SET TASK:
Return the lines where the word "from" occurs.

THE RECORDS:
┄┄┄┄┄┄┄┄┄┄┄┄┄┄┄┄┄┄┄┄

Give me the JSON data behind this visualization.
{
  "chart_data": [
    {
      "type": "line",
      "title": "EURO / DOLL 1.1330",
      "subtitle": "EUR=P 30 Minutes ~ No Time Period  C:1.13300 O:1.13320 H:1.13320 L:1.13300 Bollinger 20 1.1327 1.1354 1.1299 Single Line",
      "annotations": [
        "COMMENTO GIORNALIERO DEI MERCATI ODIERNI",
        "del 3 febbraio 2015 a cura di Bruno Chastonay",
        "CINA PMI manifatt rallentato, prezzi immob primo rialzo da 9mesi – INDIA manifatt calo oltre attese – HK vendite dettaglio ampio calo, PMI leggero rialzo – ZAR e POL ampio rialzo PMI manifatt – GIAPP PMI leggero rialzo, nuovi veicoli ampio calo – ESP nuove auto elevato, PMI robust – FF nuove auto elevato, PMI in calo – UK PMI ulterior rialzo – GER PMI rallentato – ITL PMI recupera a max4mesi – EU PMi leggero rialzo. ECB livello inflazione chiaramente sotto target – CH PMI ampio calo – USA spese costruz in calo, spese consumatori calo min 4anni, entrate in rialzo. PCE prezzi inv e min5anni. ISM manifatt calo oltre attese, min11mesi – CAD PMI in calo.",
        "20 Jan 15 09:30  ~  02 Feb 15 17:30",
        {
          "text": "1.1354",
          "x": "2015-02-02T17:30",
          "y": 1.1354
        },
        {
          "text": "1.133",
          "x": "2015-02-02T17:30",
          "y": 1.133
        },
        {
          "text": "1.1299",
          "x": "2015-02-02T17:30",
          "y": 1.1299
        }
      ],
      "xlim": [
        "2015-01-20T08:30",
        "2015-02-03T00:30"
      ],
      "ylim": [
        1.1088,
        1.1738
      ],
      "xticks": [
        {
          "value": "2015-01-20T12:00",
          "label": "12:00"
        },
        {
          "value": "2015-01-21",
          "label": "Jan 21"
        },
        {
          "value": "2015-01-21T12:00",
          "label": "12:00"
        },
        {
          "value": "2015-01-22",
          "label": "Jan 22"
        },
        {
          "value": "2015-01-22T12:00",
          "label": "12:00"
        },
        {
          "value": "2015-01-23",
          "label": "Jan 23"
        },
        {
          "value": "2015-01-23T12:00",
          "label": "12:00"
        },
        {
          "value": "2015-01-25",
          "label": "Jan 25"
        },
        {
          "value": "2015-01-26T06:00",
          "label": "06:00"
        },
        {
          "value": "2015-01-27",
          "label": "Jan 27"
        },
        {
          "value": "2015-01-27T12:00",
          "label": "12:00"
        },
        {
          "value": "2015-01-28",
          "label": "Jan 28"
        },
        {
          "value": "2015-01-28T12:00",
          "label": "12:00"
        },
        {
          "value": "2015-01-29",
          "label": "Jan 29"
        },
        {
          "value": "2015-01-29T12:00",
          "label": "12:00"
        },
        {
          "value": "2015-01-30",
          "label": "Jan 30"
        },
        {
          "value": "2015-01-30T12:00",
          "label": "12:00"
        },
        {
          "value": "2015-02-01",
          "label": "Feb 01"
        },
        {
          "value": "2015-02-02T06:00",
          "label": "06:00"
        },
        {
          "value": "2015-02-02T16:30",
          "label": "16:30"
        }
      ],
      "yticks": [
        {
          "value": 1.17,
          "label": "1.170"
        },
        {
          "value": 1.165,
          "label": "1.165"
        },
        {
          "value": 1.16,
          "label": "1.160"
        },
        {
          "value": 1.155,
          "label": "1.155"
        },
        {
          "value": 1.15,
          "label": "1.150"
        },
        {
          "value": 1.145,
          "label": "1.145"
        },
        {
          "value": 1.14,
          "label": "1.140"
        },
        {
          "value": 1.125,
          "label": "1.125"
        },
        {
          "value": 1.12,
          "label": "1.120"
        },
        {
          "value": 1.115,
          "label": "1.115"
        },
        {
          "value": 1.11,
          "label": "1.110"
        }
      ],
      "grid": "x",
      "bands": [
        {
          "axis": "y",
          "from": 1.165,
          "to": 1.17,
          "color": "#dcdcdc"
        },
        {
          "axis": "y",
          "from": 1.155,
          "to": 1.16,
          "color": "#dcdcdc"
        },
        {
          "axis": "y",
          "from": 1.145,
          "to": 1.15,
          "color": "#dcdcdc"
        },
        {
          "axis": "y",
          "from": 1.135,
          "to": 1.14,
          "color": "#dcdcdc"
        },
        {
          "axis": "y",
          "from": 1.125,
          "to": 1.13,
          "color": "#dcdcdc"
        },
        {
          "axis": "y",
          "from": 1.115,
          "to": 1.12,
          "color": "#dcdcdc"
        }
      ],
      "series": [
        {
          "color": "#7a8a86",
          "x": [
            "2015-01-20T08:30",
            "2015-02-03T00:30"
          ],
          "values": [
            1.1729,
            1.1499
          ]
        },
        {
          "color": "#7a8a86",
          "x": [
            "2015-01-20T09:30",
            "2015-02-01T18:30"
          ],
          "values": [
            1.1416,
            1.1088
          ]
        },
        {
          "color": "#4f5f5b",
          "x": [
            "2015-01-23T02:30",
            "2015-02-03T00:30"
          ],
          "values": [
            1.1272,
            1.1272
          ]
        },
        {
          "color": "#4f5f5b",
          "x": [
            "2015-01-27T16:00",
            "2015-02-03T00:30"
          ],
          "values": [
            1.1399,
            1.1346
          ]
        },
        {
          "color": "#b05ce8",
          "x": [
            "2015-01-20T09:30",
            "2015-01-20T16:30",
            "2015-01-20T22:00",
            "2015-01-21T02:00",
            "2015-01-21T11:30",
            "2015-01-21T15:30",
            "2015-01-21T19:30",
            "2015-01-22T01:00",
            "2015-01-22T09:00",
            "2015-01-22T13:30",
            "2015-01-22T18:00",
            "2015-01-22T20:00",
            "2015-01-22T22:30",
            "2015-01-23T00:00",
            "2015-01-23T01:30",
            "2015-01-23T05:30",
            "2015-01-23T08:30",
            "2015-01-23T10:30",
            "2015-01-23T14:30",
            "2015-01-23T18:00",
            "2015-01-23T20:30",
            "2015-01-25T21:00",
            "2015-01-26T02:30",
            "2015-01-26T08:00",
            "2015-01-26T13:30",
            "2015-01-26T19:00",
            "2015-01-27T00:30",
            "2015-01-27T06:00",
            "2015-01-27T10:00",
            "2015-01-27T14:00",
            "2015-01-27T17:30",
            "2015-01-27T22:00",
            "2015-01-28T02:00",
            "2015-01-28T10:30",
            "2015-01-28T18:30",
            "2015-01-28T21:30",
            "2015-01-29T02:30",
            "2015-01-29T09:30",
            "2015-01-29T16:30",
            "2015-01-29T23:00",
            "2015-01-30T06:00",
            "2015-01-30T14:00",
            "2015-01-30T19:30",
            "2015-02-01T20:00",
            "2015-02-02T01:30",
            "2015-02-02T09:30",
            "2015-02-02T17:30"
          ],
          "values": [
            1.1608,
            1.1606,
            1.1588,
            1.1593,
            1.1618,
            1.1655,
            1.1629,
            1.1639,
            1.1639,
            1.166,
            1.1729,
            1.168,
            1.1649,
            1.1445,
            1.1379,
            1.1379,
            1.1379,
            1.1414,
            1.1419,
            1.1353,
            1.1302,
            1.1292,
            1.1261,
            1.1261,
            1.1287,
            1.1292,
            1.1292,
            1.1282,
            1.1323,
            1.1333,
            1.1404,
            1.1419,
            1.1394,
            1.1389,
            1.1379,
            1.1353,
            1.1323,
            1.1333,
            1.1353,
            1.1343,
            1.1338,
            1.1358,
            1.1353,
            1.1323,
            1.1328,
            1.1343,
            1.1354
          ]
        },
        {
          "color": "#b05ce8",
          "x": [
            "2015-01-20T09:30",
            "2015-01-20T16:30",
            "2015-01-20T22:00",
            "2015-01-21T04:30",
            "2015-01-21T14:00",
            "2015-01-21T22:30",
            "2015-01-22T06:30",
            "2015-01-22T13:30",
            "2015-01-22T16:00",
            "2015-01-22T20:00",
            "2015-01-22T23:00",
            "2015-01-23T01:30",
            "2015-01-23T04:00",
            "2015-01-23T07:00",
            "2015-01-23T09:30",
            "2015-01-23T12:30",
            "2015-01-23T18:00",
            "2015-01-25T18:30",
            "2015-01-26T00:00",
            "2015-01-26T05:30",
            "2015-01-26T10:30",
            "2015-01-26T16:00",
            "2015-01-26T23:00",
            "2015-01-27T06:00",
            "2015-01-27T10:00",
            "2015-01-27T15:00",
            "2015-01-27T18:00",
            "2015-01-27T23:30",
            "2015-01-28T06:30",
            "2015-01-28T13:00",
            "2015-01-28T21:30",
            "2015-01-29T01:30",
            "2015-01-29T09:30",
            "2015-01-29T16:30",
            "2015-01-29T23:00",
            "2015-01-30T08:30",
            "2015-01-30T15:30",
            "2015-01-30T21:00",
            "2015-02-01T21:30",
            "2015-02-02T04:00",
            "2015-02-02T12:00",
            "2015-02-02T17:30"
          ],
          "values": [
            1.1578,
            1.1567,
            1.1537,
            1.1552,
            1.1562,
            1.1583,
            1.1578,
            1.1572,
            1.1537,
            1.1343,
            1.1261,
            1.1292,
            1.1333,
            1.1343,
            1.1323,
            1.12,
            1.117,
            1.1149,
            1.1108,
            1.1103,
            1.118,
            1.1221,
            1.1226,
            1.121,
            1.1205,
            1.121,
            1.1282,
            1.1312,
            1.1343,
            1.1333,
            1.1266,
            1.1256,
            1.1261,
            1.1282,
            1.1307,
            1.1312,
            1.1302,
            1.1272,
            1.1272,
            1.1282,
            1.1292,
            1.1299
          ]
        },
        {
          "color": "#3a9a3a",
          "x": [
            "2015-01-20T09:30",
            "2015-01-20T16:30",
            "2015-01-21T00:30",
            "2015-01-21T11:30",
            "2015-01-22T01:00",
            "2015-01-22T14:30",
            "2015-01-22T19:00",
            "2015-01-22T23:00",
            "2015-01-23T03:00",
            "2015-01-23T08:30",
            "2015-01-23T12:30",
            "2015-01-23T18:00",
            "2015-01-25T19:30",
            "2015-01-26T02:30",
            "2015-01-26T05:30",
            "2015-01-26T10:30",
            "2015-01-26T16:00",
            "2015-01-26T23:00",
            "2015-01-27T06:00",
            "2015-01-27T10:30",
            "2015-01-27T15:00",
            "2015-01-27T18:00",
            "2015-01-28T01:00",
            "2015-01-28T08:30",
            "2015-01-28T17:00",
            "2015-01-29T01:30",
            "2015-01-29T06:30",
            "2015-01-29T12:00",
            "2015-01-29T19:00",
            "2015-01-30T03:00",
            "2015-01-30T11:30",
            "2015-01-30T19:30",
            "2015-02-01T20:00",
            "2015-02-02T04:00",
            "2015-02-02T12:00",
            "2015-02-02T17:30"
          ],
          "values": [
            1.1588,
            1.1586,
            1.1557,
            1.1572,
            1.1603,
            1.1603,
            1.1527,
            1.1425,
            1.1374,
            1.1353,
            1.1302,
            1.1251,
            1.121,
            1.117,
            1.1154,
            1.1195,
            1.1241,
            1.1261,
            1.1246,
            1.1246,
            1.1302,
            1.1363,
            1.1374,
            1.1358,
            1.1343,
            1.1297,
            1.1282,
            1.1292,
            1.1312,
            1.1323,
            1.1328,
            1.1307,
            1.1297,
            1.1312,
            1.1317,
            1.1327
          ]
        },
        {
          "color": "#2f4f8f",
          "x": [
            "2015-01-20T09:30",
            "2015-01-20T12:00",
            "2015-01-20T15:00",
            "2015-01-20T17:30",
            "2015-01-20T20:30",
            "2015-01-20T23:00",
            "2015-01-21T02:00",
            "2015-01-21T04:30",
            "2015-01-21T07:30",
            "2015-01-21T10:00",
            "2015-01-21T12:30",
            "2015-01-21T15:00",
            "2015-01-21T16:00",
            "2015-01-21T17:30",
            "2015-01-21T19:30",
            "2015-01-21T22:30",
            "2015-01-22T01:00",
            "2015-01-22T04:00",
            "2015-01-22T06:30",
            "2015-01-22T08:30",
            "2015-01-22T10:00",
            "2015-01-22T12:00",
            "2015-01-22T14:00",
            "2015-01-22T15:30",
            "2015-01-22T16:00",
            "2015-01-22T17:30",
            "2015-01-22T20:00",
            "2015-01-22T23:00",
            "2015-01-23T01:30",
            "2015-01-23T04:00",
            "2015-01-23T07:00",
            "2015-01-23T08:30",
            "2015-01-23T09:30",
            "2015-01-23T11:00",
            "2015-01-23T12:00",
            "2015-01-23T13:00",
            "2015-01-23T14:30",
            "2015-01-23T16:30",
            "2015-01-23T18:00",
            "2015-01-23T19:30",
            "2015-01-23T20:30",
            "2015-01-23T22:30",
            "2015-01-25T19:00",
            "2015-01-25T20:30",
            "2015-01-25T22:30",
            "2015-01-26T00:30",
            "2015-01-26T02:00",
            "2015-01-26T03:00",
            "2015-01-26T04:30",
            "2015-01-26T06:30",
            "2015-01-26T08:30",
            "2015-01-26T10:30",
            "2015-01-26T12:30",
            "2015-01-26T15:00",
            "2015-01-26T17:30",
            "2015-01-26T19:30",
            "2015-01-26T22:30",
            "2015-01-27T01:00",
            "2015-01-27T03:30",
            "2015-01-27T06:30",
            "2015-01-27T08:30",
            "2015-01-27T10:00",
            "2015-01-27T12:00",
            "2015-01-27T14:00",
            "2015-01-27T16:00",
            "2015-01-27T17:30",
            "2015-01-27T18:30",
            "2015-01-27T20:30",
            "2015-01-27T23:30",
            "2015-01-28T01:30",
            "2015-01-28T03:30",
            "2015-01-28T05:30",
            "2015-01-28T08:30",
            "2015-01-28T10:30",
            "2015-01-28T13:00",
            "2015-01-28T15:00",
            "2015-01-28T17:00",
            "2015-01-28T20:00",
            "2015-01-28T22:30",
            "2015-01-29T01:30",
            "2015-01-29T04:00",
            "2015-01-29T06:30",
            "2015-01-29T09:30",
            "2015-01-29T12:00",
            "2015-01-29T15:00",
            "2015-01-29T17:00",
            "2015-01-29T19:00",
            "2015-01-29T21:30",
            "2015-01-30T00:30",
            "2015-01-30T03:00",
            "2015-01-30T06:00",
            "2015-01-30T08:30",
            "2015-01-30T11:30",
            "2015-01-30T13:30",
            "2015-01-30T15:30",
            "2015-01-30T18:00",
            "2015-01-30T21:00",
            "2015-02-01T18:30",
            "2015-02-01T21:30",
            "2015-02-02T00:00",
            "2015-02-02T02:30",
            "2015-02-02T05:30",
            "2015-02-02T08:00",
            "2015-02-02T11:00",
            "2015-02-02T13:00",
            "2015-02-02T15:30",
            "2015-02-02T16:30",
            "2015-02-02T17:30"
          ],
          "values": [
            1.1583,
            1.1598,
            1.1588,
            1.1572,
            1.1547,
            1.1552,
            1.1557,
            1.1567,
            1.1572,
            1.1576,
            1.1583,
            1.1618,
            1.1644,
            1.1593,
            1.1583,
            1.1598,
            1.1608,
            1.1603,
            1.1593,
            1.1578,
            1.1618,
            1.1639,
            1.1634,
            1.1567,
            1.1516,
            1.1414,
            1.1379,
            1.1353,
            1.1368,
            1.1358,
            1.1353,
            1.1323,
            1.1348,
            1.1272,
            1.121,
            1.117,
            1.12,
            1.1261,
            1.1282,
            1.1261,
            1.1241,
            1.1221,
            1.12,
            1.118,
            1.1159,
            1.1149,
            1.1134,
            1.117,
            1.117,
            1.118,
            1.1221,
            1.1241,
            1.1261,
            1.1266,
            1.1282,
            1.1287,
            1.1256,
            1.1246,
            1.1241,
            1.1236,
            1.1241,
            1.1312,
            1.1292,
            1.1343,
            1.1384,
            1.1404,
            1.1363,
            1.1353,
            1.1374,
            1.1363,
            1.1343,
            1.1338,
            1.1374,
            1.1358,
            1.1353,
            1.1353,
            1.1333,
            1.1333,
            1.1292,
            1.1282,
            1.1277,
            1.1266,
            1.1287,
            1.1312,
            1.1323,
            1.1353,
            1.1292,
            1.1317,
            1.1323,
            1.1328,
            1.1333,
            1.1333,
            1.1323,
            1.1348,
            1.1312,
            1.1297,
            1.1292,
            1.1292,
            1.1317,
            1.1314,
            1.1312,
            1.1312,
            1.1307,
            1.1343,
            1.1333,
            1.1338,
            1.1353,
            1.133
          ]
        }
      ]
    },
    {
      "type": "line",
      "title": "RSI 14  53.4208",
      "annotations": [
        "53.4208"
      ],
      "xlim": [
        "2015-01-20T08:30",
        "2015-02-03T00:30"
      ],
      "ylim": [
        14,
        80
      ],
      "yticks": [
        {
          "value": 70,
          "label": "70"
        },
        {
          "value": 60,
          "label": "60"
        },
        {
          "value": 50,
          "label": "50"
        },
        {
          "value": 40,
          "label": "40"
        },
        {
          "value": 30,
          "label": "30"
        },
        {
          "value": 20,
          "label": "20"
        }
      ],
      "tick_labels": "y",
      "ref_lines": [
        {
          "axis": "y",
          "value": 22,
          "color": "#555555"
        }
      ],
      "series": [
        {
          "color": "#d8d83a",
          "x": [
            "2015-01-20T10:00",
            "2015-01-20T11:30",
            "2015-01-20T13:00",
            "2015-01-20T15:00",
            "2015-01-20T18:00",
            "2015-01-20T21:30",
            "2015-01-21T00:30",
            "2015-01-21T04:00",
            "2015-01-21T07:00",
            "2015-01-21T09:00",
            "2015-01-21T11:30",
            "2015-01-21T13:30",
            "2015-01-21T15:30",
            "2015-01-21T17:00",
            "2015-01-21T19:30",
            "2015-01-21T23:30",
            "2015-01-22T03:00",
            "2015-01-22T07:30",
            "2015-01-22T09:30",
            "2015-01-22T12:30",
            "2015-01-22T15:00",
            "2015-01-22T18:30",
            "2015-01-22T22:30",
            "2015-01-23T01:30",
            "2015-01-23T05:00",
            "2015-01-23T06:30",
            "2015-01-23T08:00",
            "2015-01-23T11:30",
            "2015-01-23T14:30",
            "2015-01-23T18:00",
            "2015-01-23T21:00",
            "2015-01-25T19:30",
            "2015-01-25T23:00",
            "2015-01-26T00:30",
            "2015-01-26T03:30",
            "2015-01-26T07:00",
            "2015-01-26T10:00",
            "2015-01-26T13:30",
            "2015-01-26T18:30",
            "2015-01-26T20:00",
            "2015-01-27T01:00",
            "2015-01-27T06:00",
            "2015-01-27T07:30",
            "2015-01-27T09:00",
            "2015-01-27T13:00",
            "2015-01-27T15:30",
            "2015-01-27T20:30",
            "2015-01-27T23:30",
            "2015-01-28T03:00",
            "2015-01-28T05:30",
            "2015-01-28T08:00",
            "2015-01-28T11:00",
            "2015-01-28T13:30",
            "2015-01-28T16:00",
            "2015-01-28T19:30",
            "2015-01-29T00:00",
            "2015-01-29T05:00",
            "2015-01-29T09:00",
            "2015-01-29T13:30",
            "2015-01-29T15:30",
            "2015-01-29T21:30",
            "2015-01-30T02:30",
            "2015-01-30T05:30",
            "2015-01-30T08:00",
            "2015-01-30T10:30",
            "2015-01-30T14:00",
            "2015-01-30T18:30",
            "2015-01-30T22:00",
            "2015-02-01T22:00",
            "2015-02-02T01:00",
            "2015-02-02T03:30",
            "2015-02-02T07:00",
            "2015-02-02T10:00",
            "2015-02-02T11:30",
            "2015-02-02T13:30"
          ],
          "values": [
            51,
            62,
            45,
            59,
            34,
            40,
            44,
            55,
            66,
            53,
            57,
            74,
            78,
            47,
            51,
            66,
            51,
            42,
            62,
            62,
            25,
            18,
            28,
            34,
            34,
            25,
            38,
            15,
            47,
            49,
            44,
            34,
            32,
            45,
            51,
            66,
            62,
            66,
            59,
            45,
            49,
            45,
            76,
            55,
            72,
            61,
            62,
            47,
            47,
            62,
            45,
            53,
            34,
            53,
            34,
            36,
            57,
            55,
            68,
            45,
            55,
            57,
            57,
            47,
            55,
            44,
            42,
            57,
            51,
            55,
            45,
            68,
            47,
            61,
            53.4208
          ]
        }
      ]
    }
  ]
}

┄┄┄┄┄┄┄┄┄┄┄┄┄┄┄┄┄┄┄┄

WRITTEN RESPONSE:
          "from": 1.165,
          "from": 1.155,
          "from": 1.145,
          "from": 1.135,
          "from": 1.125,
          "from": 1.115,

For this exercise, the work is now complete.